**Recorded information:**
+-------+

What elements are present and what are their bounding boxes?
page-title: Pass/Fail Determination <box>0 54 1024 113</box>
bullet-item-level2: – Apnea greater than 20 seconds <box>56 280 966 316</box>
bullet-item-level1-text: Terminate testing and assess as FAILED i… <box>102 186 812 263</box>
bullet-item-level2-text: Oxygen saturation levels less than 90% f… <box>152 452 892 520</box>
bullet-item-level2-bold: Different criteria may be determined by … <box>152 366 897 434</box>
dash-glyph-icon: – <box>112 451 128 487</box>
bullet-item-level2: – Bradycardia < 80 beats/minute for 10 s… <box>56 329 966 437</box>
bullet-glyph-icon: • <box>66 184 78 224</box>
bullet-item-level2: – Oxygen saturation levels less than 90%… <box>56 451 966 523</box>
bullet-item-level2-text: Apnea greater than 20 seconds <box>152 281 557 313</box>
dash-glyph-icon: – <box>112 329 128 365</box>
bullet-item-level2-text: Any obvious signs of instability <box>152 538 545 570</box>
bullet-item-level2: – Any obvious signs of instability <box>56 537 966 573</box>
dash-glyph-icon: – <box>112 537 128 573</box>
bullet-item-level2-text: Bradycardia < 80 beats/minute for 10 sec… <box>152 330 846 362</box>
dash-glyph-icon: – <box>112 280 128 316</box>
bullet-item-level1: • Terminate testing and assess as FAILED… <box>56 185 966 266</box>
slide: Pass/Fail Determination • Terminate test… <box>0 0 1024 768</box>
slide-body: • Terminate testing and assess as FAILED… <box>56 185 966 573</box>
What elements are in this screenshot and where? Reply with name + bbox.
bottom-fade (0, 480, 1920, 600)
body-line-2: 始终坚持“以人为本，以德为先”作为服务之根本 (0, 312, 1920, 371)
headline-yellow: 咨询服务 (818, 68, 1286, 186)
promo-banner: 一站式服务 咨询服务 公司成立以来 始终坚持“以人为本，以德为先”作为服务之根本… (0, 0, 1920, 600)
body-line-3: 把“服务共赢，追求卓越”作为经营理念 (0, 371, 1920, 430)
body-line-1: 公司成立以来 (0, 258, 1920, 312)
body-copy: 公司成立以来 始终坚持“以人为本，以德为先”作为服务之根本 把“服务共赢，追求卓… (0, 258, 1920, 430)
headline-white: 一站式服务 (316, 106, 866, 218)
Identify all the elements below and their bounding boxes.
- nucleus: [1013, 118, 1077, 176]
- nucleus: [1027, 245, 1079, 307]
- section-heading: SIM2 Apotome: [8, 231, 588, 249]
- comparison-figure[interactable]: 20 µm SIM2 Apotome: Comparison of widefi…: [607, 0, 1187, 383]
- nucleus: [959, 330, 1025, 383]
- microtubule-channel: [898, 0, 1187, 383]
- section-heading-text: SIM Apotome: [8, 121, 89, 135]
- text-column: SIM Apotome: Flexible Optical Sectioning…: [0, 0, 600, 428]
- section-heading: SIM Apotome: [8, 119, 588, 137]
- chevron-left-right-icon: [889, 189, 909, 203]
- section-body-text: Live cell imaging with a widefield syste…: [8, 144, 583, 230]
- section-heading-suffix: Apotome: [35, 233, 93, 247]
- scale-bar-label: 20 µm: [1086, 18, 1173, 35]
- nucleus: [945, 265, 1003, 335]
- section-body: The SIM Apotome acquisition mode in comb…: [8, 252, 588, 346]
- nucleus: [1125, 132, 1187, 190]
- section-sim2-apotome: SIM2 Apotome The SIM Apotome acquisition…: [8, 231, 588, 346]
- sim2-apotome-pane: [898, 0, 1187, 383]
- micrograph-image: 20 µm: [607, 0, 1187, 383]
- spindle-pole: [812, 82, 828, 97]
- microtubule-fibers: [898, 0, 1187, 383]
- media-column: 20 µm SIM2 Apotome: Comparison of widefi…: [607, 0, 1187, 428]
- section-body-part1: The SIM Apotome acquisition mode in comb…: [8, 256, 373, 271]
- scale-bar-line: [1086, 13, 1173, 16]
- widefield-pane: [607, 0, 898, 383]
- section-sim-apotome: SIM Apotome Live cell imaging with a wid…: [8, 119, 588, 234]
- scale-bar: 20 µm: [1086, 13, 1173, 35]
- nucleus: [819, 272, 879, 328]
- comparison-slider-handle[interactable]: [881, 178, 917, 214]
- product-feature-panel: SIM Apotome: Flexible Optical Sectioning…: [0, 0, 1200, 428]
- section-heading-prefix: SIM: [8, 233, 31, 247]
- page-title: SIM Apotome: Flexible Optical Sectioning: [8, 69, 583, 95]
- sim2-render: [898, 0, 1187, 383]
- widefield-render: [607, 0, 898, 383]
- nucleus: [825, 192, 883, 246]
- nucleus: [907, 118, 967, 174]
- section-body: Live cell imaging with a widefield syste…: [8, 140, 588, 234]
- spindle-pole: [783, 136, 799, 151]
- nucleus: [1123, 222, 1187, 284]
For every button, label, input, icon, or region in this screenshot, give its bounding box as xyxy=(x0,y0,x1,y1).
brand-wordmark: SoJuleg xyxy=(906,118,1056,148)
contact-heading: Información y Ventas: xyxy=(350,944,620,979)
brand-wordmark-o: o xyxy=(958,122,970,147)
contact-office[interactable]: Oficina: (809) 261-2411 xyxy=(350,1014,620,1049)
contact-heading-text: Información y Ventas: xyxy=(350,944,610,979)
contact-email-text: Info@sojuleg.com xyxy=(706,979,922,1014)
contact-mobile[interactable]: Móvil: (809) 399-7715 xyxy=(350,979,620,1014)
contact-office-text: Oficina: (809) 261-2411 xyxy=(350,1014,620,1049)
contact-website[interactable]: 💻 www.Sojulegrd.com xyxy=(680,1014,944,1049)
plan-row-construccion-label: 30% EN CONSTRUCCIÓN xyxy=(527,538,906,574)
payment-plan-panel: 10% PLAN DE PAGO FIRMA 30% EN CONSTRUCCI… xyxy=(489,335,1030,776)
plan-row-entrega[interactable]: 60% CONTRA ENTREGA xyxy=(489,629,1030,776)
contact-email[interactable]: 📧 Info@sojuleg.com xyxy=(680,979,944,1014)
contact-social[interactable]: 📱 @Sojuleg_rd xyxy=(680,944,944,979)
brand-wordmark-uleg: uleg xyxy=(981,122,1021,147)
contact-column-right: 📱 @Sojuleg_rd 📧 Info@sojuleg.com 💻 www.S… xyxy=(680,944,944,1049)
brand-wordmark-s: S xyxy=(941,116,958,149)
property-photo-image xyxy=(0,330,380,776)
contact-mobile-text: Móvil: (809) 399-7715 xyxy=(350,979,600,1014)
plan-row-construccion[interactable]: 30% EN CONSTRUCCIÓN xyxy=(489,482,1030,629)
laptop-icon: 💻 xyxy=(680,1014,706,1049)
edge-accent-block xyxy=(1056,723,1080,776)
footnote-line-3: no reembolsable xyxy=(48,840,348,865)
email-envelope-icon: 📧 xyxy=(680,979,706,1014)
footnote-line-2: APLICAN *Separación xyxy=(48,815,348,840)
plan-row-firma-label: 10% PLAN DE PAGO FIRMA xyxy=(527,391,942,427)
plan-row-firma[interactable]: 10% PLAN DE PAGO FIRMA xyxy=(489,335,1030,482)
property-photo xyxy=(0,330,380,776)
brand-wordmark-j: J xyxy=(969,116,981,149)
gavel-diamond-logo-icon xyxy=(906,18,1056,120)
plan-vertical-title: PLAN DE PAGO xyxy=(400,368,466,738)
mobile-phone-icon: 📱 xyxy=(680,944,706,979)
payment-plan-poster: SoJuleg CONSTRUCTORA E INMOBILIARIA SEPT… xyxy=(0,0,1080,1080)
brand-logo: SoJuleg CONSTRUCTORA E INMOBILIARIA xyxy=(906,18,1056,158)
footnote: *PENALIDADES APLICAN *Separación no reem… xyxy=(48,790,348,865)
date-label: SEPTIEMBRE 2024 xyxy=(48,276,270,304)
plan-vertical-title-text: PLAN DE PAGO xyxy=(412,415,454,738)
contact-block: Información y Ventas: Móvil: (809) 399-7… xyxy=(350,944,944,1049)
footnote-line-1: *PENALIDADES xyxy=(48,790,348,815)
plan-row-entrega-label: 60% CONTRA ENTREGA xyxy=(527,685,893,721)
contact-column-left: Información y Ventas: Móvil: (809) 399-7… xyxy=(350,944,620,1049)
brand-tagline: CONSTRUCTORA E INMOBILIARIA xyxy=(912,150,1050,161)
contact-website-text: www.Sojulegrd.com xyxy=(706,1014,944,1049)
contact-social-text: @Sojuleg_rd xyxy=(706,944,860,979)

+-------+

Print the data word for word, beginning with its first line and continuing through the line that contains "bullet-item-level2: – Any", including that line.

**The result:**
What elements are present and what are their bounding boxes?
page-title: Pass/Fail Determination <box>0 54 1024 113</box>
bullet-item-level2: – Apnea greater than 20 seconds <box>56 280 966 316</box>
bullet-item-level1-text: Terminate testing and assess as FAILED i… <box>102 186 812 263</box>
bullet-item-level2-text: Oxygen saturation levels less than 90% f… <box>152 452 892 520</box>
bullet-item-level2-bold: Different criteria may be determined by … <box>152 366 897 434</box>
dash-glyph-icon: – <box>112 451 128 487</box>
bullet-item-level2: – Bradycardia < 80 beats/minute for 10 s… <box>56 329 966 437</box>
bullet-glyph-icon: • <box>66 184 78 224</box>
bullet-item-level2: – Oxygen saturation levels less than 90%… <box>56 451 966 523</box>
bullet-item-level2-text: Apnea greater than 20 seconds <box>152 281 557 313</box>
dash-glyph-icon: – <box>112 329 128 365</box>
bullet-item-level2-text: Any obvious signs of instability <box>152 538 545 570</box>
bullet-item-level2: – Any obvious signs of instability <box>56 537 966 573</box>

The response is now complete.